__TASK DETAILS__: Your task is to output the listing word for word, with pictures excluded.

== DATA SHOWN

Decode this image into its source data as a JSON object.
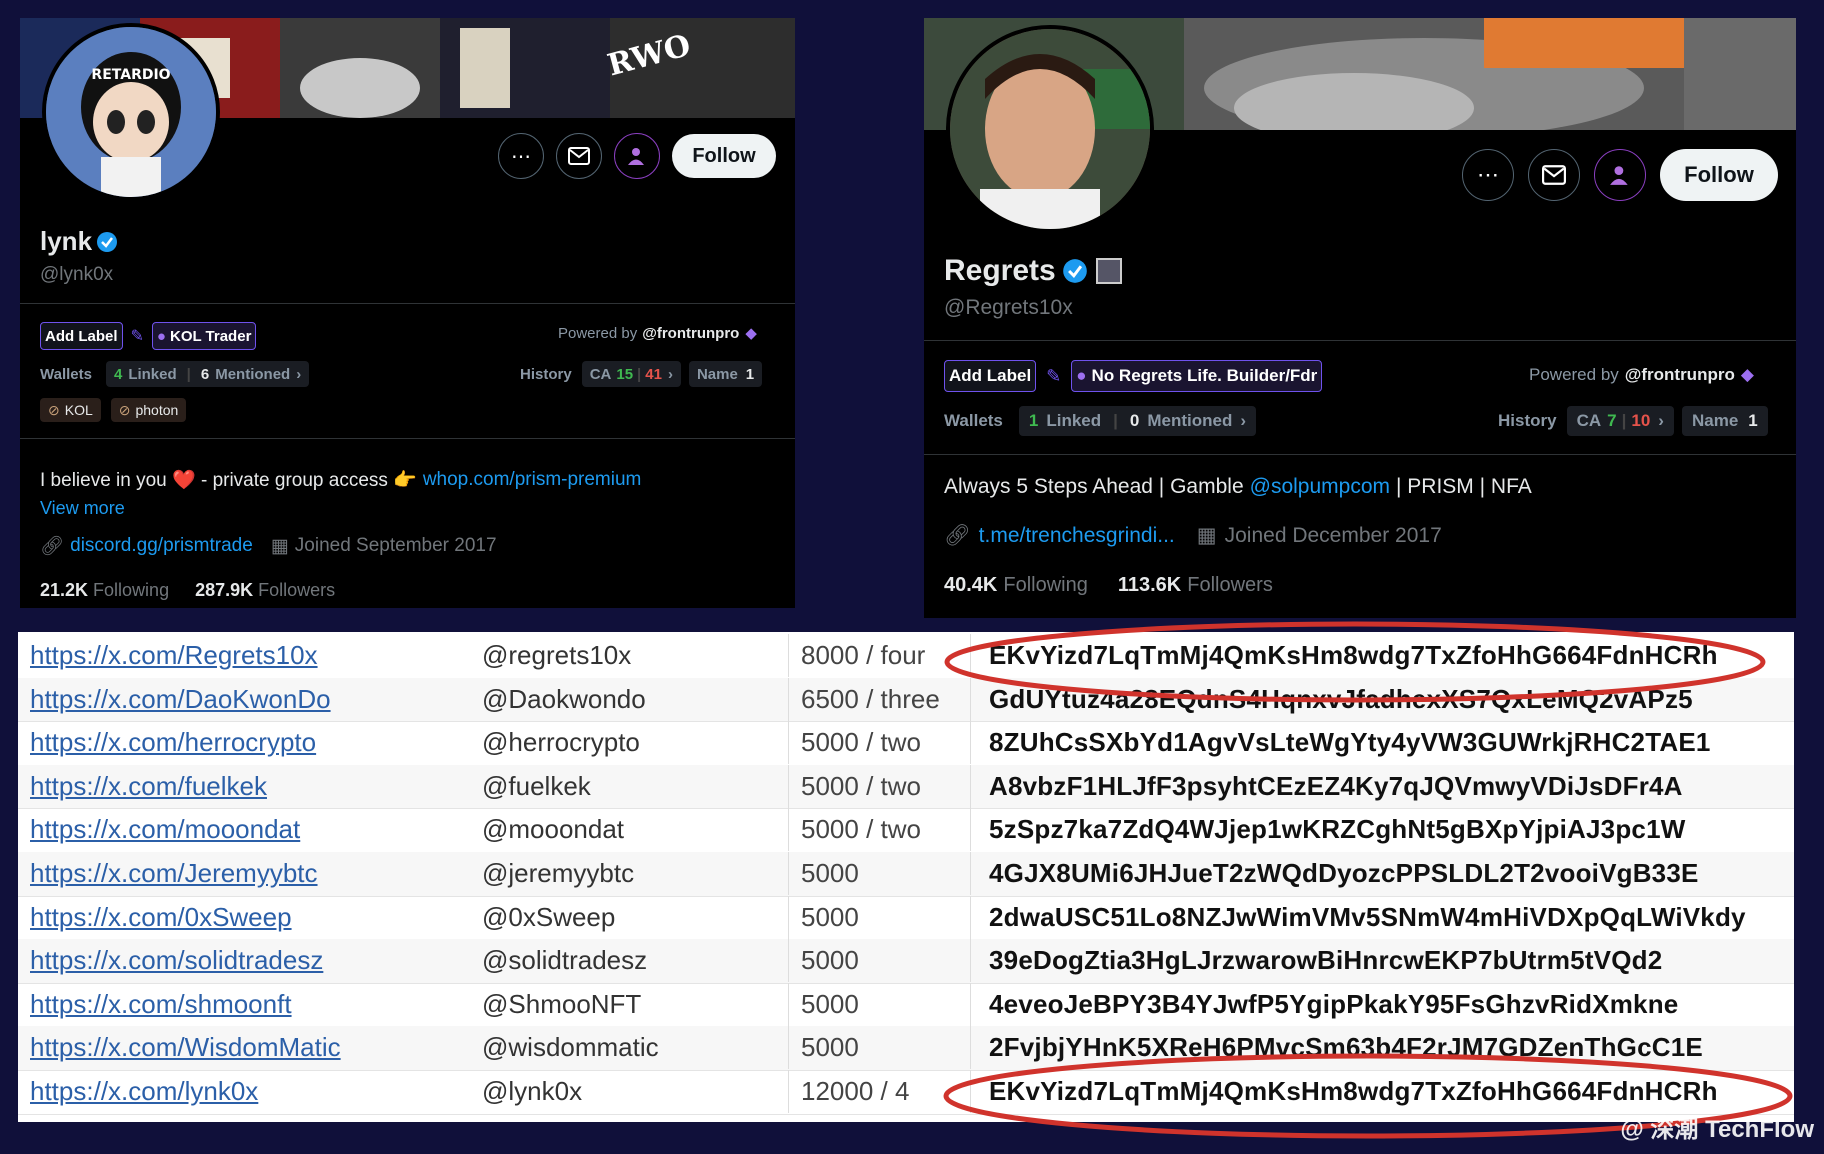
{
  "profile_left": {
    "name": "lynk",
    "handle": "@lynk0x",
    "follow_label": "Follow",
    "add_label": "Add Label",
    "kol_label": "KOL Trader",
    "powered_by": "Powered by",
    "powered_handle": "@frontrunpro",
    "wallets_label": "Wallets",
    "linked_count": "4",
    "linked_label": "Linked",
    "mentioned_count": "6",
    "mentioned_label": "Mentioned",
    "history_label": "History",
    "ca_label": "CA",
    "ca_a": "15",
    "ca_b": "41",
    "name_label": "Name",
    "name_count": "1",
    "tag1": "KOL",
    "tag2": "photon",
    "bio_prefix": "I believe in you ❤️ - private group access 👉",
    "bio_link": "whop.com/prism-premium",
    "view_more": "View more",
    "url": "discord.gg/prismtrade",
    "joined": "Joined September 2017",
    "following_count": "21.2K",
    "following_label": "Following",
    "followers_count": "287.9K",
    "followers_label": "Followers",
    "avatar_text": "RETARDIO"
  },
  "profile_right": {
    "name": "Regrets",
    "handle": "@Regrets10x",
    "follow_label": "Follow",
    "add_label": "Add Label",
    "kol_label": "No Regrets Life. Builder/Fdr",
    "powered_by": "Powered by",
    "powered_handle": "@frontrunpro",
    "wallets_label": "Wallets",
    "linked_count": "1",
    "linked_label": "Linked",
    "mentioned_count": "0",
    "mentioned_label": "Mentioned",
    "history_label": "History",
    "ca_label": "CA",
    "ca_a": "7",
    "ca_b": "10",
    "name_label": "Name",
    "name_count": "1",
    "bio_prefix": "Always 5 Steps Ahead | Gamble",
    "bio_mention": "@solpumpcom",
    "bio_suffix": "| PRISM | NFA",
    "url": "t.me/trenchesgrindi...",
    "joined": "Joined December 2017",
    "following_count": "40.4K",
    "following_label": "Following",
    "followers_count": "113.6K",
    "followers_label": "Followers"
  },
  "table": [
    {
      "url": "https://x.com/Regrets10x",
      "handle": "@regrets10x",
      "amount": "8000 / four",
      "address": "EKvYizd7LqTmMj4QmKsHm8wdg7TxZfoHhG664FdnHCRh"
    },
    {
      "url": "https://x.com/DaoKwonDo",
      "handle": "@Daokwondo",
      "amount": "6500 / three",
      "address": "GdUYtuz4a28EQdnS4HqnxvJfadhexXS7QxLeMQ2vAPz5"
    },
    {
      "url": "https://x.com/herrocrypto",
      "handle": "@herrocrypto",
      "amount": "5000 / two",
      "address": "8ZUhCsSXbYd1AgvVsLteWgYty4yVW3GUWrkjRHC2TAE1"
    },
    {
      "url": "https://x.com/fuelkek",
      "handle": "@fuelkek",
      "amount": "5000 / two",
      "address": "A8vbzF1HLJfF3psyhtCEzEZ4Ky7qJQVmwyVDiJsDFr4A"
    },
    {
      "url": "https://x.com/mooondat",
      "handle": "@mooondat",
      "amount": "5000 / two",
      "address": "5zSpz7ka7ZdQ4WJjep1wKRZCghNt5gBXpYjpiAJ3pc1W"
    },
    {
      "url": "https://x.com/Jeremyybtc",
      "handle": "@jeremyybtc",
      "amount": "5000",
      "address": "4GJX8UMi6JHJueT2zWQdDyozcPPSLDL2T2vooiVgB33E"
    },
    {
      "url": "https://x.com/0xSweep",
      "handle": "@0xSweep",
      "amount": "5000",
      "address": "2dwaUSC51Lo8NZJwWimVMv5SNmW4mHiVDXpQqLWiVkdy"
    },
    {
      "url": "https://x.com/solidtradesz",
      "handle": "@solidtradesz",
      "amount": "5000",
      "address": "39eDogZtia3HgLJrzwarowBiHnrcwEKP7bUtrm5tVQd2"
    },
    {
      "url": "https://x.com/shmoonft",
      "handle": "@ShmooNFT",
      "amount": "5000",
      "address": "4eveoJeBPY3B4YJwfP5YgipPkakY95FsGhzvRidXmkne"
    },
    {
      "url": "https://x.com/WisdomMatic",
      "handle": "@wisdommatic",
      "amount": "5000",
      "address": "2FvjbjYHnK5XReH6PMvcSm63b4F2rJM7GDZenThGcC1E"
    },
    {
      "url": "https://x.com/lynk0x",
      "handle": "@lynk0x",
      "amount": "12000 / 4",
      "address": "EKvYizd7LqTmMj4QmKsHm8wdg7TxZfoHhG664FdnHCRh"
    }
  ],
  "watermark": "@ 深潮 TechFlow",
  "colors": {
    "highlight_ellipse": "#d0332c",
    "accent_purple": "#6f52ed",
    "link_blue": "#1d9bf0"
  }
}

====

__RESULT BELOW__:
Decode this image into its source data as a JSON object.
{
  "profile_left": {
    "name": "lynk",
    "handle": "@lynk0x",
    "follow_label": "Follow",
    "add_label": "Add Label",
    "kol_label": "KOL Trader",
    "powered_by": "Powered by",
    "powered_handle": "@frontrunpro",
    "wallets_label": "Wallets",
    "linked_count": "4",
    "linked_label": "Linked",
    "mentioned_count": "6",
    "mentioned_label": "Mentioned",
    "history_label": "History",
    "ca_label": "CA",
    "ca_a": "15",
    "ca_b": "41",
    "name_label": "Name",
    "name_count": "1",
    "tag1": "KOL",
    "tag2": "photon",
    "bio_prefix": "I believe in you ❤️ - private group access 👉",
    "bio_link": "whop.com/prism-premium",
    "view_more": "View more",
    "url": "discord.gg/prismtrade",
    "joined": "Joined September 2017",
    "following_count": "21.2K",
    "following_label": "Following",
    "followers_count": "287.9K",
    "followers_label": "Followers",
    "avatar_text": "RETARDIO"
  },
  "profile_right": {
    "name": "Regrets",
    "handle": "@Regrets10x",
    "follow_label": "Follow",
    "add_label": "Add Label",
    "kol_label": "No Regrets Life. Builder/Fdr",
    "powered_by": "Powered by",
    "powered_handle": "@frontrunpro",
    "wallets_label": "Wallets",
    "linked_count": "1",
    "linked_label": "Linked",
    "mentioned_count": "0",
    "mentioned_label": "Mentioned",
    "history_label": "History",
    "ca_label": "CA",
    "ca_a": "7",
    "ca_b": "10",
    "name_label": "Name",
    "name_count": "1",
    "bio_prefix": "Always 5 Steps Ahead | Gamble",
    "bio_mention": "@solpumpcom",
    "bio_suffix": "| PRISM | NFA",
    "url": "t.me/trenchesgrindi...",
    "joined": "Joined December 2017",
    "following_count": "40.4K",
    "following_label": "Following",
    "followers_count": "113.6K",
    "followers_label": "Followers"
  },
  "table": [
    {
      "url": "https://x.com/Regrets10x",
      "handle": "@regrets10x",
      "amount": "8000 / four",
      "address": "EKvYizd7LqTmMj4QmKsHm8wdg7TxZfoHhG664FdnHCRh"
    },
    {
      "url": "https://x.com/DaoKwonDo",
      "handle": "@Daokwondo",
      "amount": "6500 / three",
      "address": "GdUYtuz4a28EQdnS4HqnxvJfadhexXS7QxLeMQ2vAPz5"
    },
    {
      "url": "https://x.com/herrocrypto",
      "handle": "@herrocrypto",
      "amount": "5000 / two",
      "address": "8ZUhCsSXbYd1AgvVsLteWgYty4yVW3GUWrkjRHC2TAE1"
    },
    {
      "url": "https://x.com/fuelkek",
      "handle": "@fuelkek",
      "amount": "5000 / two",
      "address": "A8vbzF1HLJfF3psyhtCEzEZ4Ky7qJQVmwyVDiJsDFr4A"
    },
    {
      "url": "https://x.com/mooondat",
      "handle": "@mooondat",
      "amount": "5000 / two",
      "address": "5zSpz7ka7ZdQ4WJjep1wKRZCghNt5gBXpYjpiAJ3pc1W"
    },
    {
      "url": "https://x.com/Jeremyybtc",
      "handle": "@jeremyybtc",
      "amount": "5000",
      "address": "4GJX8UMi6JHJueT2zWQdDyozcPPSLDL2T2vooiVgB33E"
    },
    {
      "url": "https://x.com/0xSweep",
      "handle": "@0xSweep",
      "amount": "5000",
      "address": "2dwaUSC51Lo8NZJwWimVMv5SNmW4mHiVDXpQqLWiVkdy"
    },
    {
      "url": "https://x.com/solidtradesz",
      "handle": "@solidtradesz",
      "amount": "5000",
      "address": "39eDogZtia3HgLJrzwarowBiHnrcwEKP7bUtrm5tVQd2"
    },
    {
      "url": "https://x.com/shmoonft",
      "handle": "@ShmooNFT",
      "amount": "5000",
      "address": "4eveoJeBPY3B4YJwfP5YgipPkakY95FsGhzvRidXmkne"
    },
    {
      "url": "https://x.com/WisdomMatic",
      "handle": "@wisdommatic",
      "amount": "5000",
      "address": "2FvjbjYHnK5XReH6PMvcSm63b4F2rJM7GDZenThGcC1E"
    },
    {
      "url": "https://x.com/lynk0x",
      "handle": "@lynk0x",
      "amount": "12000 / 4",
      "address": "EKvYizd7LqTmMj4QmKsHm8wdg7TxZfoHhG664FdnHCRh"
    }
  ],
  "watermark": "@ 深潮 TechFlow",
  "colors": {
    "highlight_ellipse": "#d0332c",
    "accent_purple": "#6f52ed",
    "link_blue": "#1d9bf0"
  }
}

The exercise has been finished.